◆ WRITTEN EXERCISE: Return the material exactly as supplied, apart from the pictures, which are omitted.

◆ DATA SHOWN:
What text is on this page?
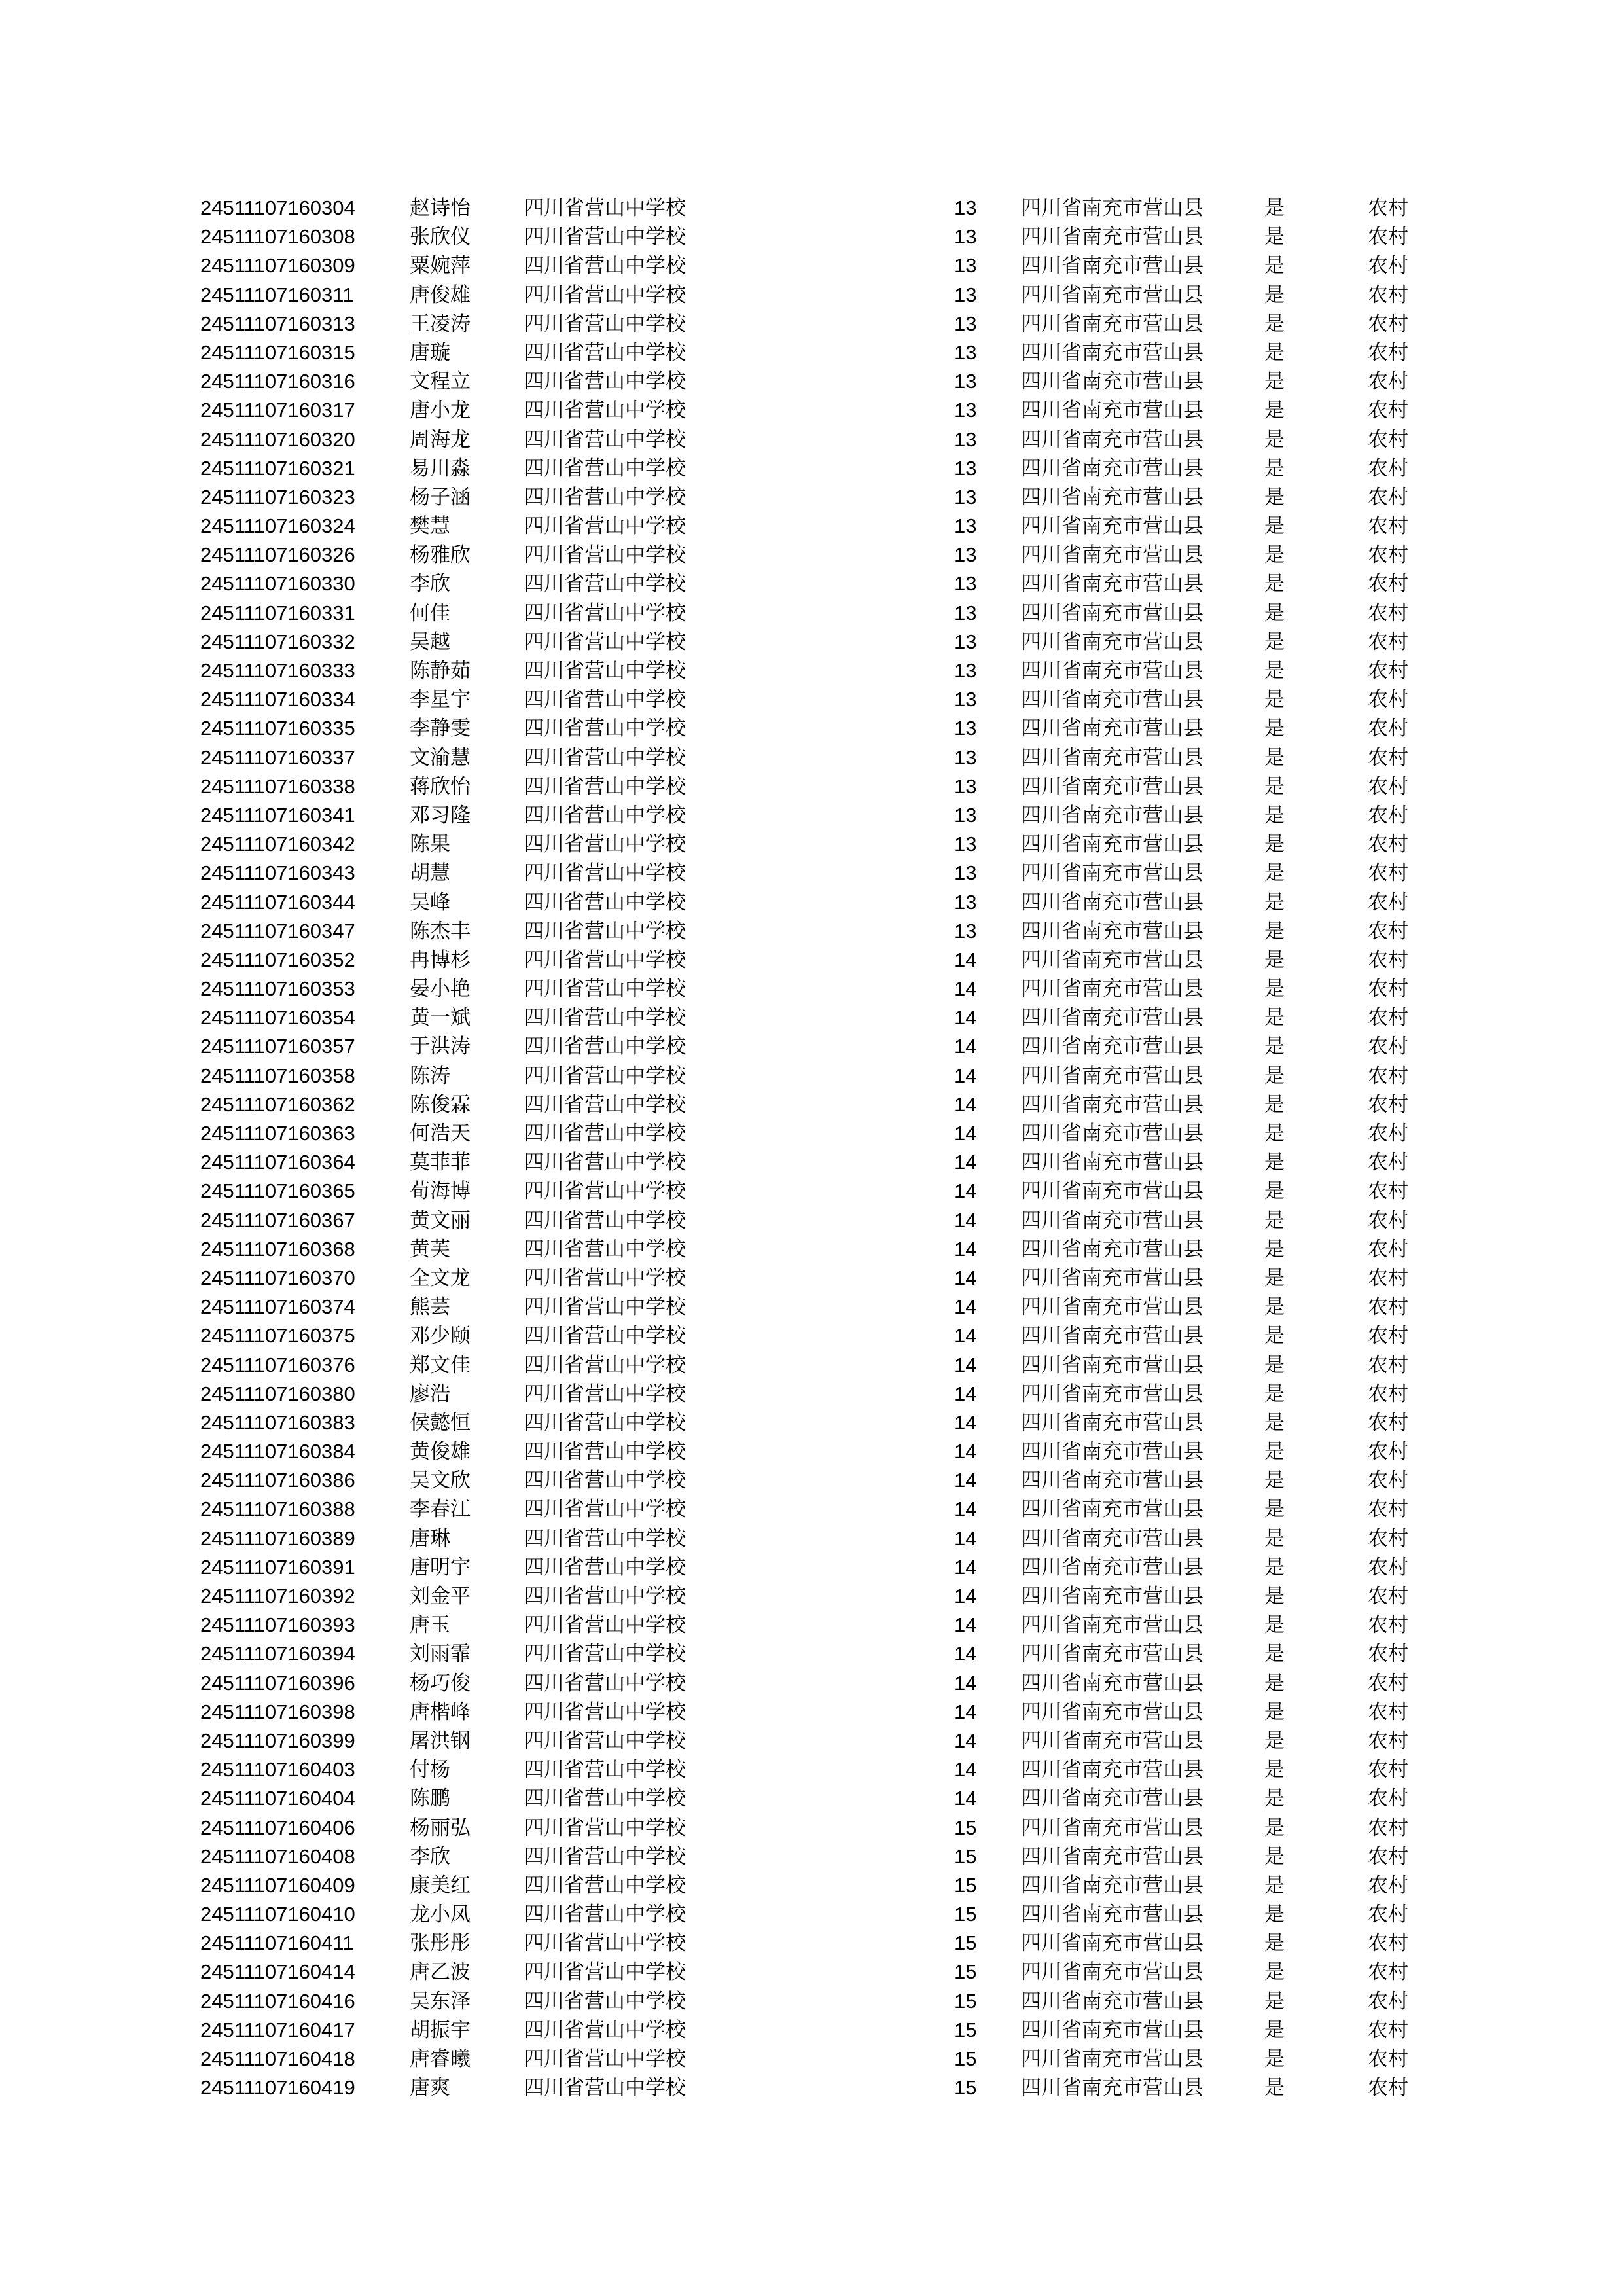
24511107160304	赵诗怡	四川省营山中学校	13 四川省南充市营山县	是	农村
24511107160308	张欣仪	四川省营山中学校	13 四川省南充市营山县	是	农村
24511107160309	粟婉萍	四川省营山中学校	13 四川省南充市营山县	是	农村
24511107160311	唐俊雄	四川省营山中学校	13 四川省南充市营山县	是	农村
24511107160313	王凌涛	四川省营山中学校	13 四川省南充市营山县	是	农村
24511107160315	唐璇	四川省营山中学校	13 四川省南充市营山县	是	农村
24511107160316	文程立	四川省营山中学校	13 四川省南充市营山县	是	农村
24511107160317	唐小龙	四川省营山中学校	13 四川省南充市营山县	是	农村
24511107160320	周海龙	四川省营山中学校	13 四川省南充市营山县	是	农村
24511107160321	易川淼	四川省营山中学校	13 四川省南充市营山县	是	农村
24511107160323	杨子涵	四川省营山中学校	13 四川省南充市营山县	是	农村
24511107160324	樊慧	四川省营山中学校	13 四川省南充市营山县	是	农村
24511107160326	杨雅欣	四川省营山中学校	13 四川省南充市营山县	是	农村
24511107160330	李欣	四川省营山中学校	13 四川省南充市营山县	是	农村
24511107160331	何佳	四川省营山中学校	13 四川省南充市营山县	是	农村
24511107160332	吴越	四川省营山中学校	13 四川省南充市营山县	是	农村
24511107160333	陈静茹	四川省营山中学校	13 四川省南充市营山县	是	农村
24511107160334	李星宇	四川省营山中学校	13 四川省南充市营山县	是	农村
24511107160335	李静雯	四川省营山中学校	13 四川省南充市营山县	是	农村
24511107160337	文渝慧	四川省营山中学校	13 四川省南充市营山县	是	农村
24511107160338	蒋欣怡	四川省营山中学校	13 四川省南充市营山县	是	农村
24511107160341	邓习隆	四川省营山中学校	13 四川省南充市营山县	是	农村
24511107160342	陈果	四川省营山中学校	13 四川省南充市营山县	是	农村
24511107160343	胡慧	四川省营山中学校	13 四川省南充市营山县	是	农村
24511107160344	吴峰	四川省营山中学校	13 四川省南充市营山县	是	农村
24511107160347	陈杰丰	四川省营山中学校	13 四川省南充市营山县	是	农村
24511107160352	冉博杉	四川省营山中学校	14 四川省南充市营山县	是	农村
24511107160353	晏小艳	四川省营山中学校	14 四川省南充市营山县	是	农村
24511107160354	黄一斌	四川省营山中学校	14 四川省南充市营山县	是	农村
24511107160357	于洪涛	四川省营山中学校	14 四川省南充市营山县	是	农村
24511107160358	陈涛	四川省营山中学校	14 四川省南充市营山县	是	农村
24511107160362	陈俊霖	四川省营山中学校	14 四川省南充市营山县	是	农村
24511107160363	何浩天	四川省营山中学校	14 四川省南充市营山县	是	农村
24511107160364	莫菲菲	四川省营山中学校	14 四川省南充市营山县	是	农村
24511107160365	荀海博	四川省营山中学校	14 四川省南充市营山县	是	农村
24511107160367	黄文丽	四川省营山中学校	14 四川省南充市营山县	是	农村
24511107160368	黄芙	四川省营山中学校	14 四川省南充市营山县	是	农村
24511107160370	全文龙	四川省营山中学校	14 四川省南充市营山县	是	农村
24511107160374	熊芸	四川省营山中学校	14 四川省南充市营山县	是	农村
24511107160375	邓少颐	四川省营山中学校	14 四川省南充市营山县	是	农村
24511107160376	郑文佳	四川省营山中学校	14 四川省南充市营山县	是	农村
24511107160380	廖浩	四川省营山中学校	14 四川省南充市营山县	是	农村
24511107160383	侯懿恒	四川省营山中学校	14 四川省南充市营山县	是	农村
24511107160384	黄俊雄	四川省营山中学校	14 四川省南充市营山县	是	农村
24511107160386	吴文欣	四川省营山中学校	14 四川省南充市营山县	是	农村
24511107160388	李春江	四川省营山中学校	14 四川省南充市营山县	是	农村
24511107160389	唐琳	四川省营山中学校	14 四川省南充市营山县	是	农村
24511107160391	唐明宇	四川省营山中学校	14 四川省南充市营山县	是	农村
24511107160392	刘金平	四川省营山中学校	14 四川省南充市营山县	是	农村
24511107160393	唐玉	四川省营山中学校	14 四川省南充市营山县	是	农村
24511107160394	刘雨霏	四川省营山中学校	14 四川省南充市营山县	是	农村
24511107160396	杨巧俊	四川省营山中学校	14 四川省南充市营山县	是	农村
24511107160398	唐楷峰	四川省营山中学校	14 四川省南充市营山县	是	农村
24511107160399	屠洪钢	四川省营山中学校	14 四川省南充市营山县	是	农村
24511107160403	付杨	四川省营山中学校	14 四川省南充市营山县	是	农村
24511107160404	陈鹏	四川省营山中学校	14 四川省南充市营山县	是	农村
24511107160406	杨丽弘	四川省营山中学校	15 四川省南充市营山县	是	农村
24511107160408	李欣	四川省营山中学校	15 四川省南充市营山县	是	农村
24511107160409	康美红	四川省营山中学校	15 四川省南充市营山县	是	农村
24511107160410	龙小凤	四川省营山中学校	15 四川省南充市营山县	是	农村
24511107160411	张彤彤	四川省营山中学校	15 四川省南充市营山县	是	农村
24511107160414	唐乙波	四川省营山中学校	15 四川省南充市营山县	是	农村
24511107160416	吴东泽	四川省营山中学校	15 四川省南充市营山县	是	农村
24511107160417	胡振宇	四川省营山中学校	15 四川省南充市营山县	是	农村
24511107160418	唐睿曦	四川省营山中学校	15 四川省南充市营山县	是	农村
24511107160419	唐爽	四川省营山中学校	15 四川省南充市营山县	是	农村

◆ OUTPUT OF THE EXERCISE:
What text is on this page?
24511107160304	赵诗怡	四川省营山中学校	13 四川省南充市营山县	是	农村
24511107160308	张欣仪	四川省营山中学校	13 四川省南充市营山县	是	农村
24511107160309	粟婉萍	四川省营山中学校	13 四川省南充市营山县	是	农村
24511107160311	唐俊雄	四川省营山中学校	13 四川省南充市营山县	是	农村
24511107160313	王凌涛	四川省营山中学校	13 四川省南充市营山县	是	农村
24511107160315	唐璇	四川省营山中学校	13 四川省南充市营山县	是	农村
24511107160316	文程立	四川省营山中学校	13 四川省南充市营山县	是	农村
24511107160317	唐小龙	四川省营山中学校	13 四川省南充市营山县	是	农村
24511107160320	周海龙	四川省营山中学校	13 四川省南充市营山县	是	农村
24511107160321	易川淼	四川省营山中学校	13 四川省南充市营山县	是	农村
24511107160323	杨子涵	四川省营山中学校	13 四川省南充市营山县	是	农村
24511107160324	樊慧	四川省营山中学校	13 四川省南充市营山县	是	农村
24511107160326	杨雅欣	四川省营山中学校	13 四川省南充市营山县	是	农村
24511107160330	李欣	四川省营山中学校	13 四川省南充市营山县	是	农村
24511107160331	何佳	四川省营山中学校	13 四川省南充市营山县	是	农村
24511107160332	吴越	四川省营山中学校	13 四川省南充市营山县	是	农村
24511107160333	陈静茹	四川省营山中学校	13 四川省南充市营山县	是	农村
24511107160334	李星宇	四川省营山中学校	13 四川省南充市营山县	是	农村
24511107160335	李静雯	四川省营山中学校	13 四川省南充市营山县	是	农村
24511107160337	文渝慧	四川省营山中学校	13 四川省南充市营山县	是	农村
24511107160338	蒋欣怡	四川省营山中学校	13 四川省南充市营山县	是	农村
24511107160341	邓习隆	四川省营山中学校	13 四川省南充市营山县	是	农村
24511107160342	陈果	四川省营山中学校	13 四川省南充市营山县	是	农村
24511107160343	胡慧	四川省营山中学校	13 四川省南充市营山县	是	农村
24511107160344	吴峰	四川省营山中学校	13 四川省南充市营山县	是	农村
24511107160347	陈杰丰	四川省营山中学校	13 四川省南充市营山县	是	农村
24511107160352	冉博杉	四川省营山中学校	14 四川省南充市营山县	是	农村
24511107160353	晏小艳	四川省营山中学校	14 四川省南充市营山县	是	农村
24511107160354	黄一斌	四川省营山中学校	14 四川省南充市营山县	是	农村
24511107160357	于洪涛	四川省营山中学校	14 四川省南充市营山县	是	农村
24511107160358	陈涛	四川省营山中学校	14 四川省南充市营山县	是	农村
24511107160362	陈俊霖	四川省营山中学校	14 四川省南充市营山县	是	农村
24511107160363	何浩天	四川省营山中学校	14 四川省南充市营山县	是	农村
24511107160364	莫菲菲	四川省营山中学校	14 四川省南充市营山县	是	农村
24511107160365	荀海博	四川省营山中学校	14 四川省南充市营山县	是	农村
24511107160367	黄文丽	四川省营山中学校	14 四川省南充市营山县	是	农村
24511107160368	黄芙	四川省营山中学校	14 四川省南充市营山县	是	农村
24511107160370	全文龙	四川省营山中学校	14 四川省南充市营山县	是	农村
24511107160374	熊芸	四川省营山中学校	14 四川省南充市营山县	是	农村
24511107160375	邓少颐	四川省营山中学校	14 四川省南充市营山县	是	农村
24511107160376	郑文佳	四川省营山中学校	14 四川省南充市营山县	是	农村
24511107160380	廖浩	四川省营山中学校	14 四川省南充市营山县	是	农村
24511107160383	侯懿恒	四川省营山中学校	14 四川省南充市营山县	是	农村
24511107160384	黄俊雄	四川省营山中学校	14 四川省南充市营山县	是	农村
24511107160386	吴文欣	四川省营山中学校	14 四川省南充市营山县	是	农村
24511107160388	李春江	四川省营山中学校	14 四川省南充市营山县	是	农村
24511107160389	唐琳	四川省营山中学校	14 四川省南充市营山县	是	农村
24511107160391	唐明宇	四川省营山中学校	14 四川省南充市营山县	是	农村
24511107160392	刘金平	四川省营山中学校	14 四川省南充市营山县	是	农村
24511107160393	唐玉	四川省营山中学校	14 四川省南充市营山县	是	农村
24511107160394	刘雨霏	四川省营山中学校	14 四川省南充市营山县	是	农村
24511107160396	杨巧俊	四川省营山中学校	14 四川省南充市营山县	是	农村
24511107160398	唐楷峰	四川省营山中学校	14 四川省南充市营山县	是	农村
24511107160399	屠洪钢	四川省营山中学校	14 四川省南充市营山县	是	农村
24511107160403	付杨	四川省营山中学校	14 四川省南充市营山县	是	农村
24511107160404	陈鹏	四川省营山中学校	14 四川省南充市营山县	是	农村
24511107160406	杨丽弘	四川省营山中学校	15 四川省南充市营山县	是	农村
24511107160408	李欣	四川省营山中学校	15 四川省南充市营山县	是	农村
24511107160409	康美红	四川省营山中学校	15 四川省南充市营山县	是	农村
24511107160410	龙小凤	四川省营山中学校	15 四川省南充市营山县	是	农村
24511107160411	张彤彤	四川省营山中学校	15 四川省南充市营山县	是	农村
24511107160414	唐乙波	四川省营山中学校	15 四川省南充市营山县	是	农村
24511107160416	吴东泽	四川省营山中学校	15 四川省南充市营山县	是	农村
24511107160417	胡振宇	四川省营山中学校	15 四川省南充市营山县	是	农村
24511107160418	唐睿曦	四川省营山中学校	15 四川省南充市营山县	是	农村
24511107160419	唐爽	四川省营山中学校	15 四川省南充市营山县	是	农村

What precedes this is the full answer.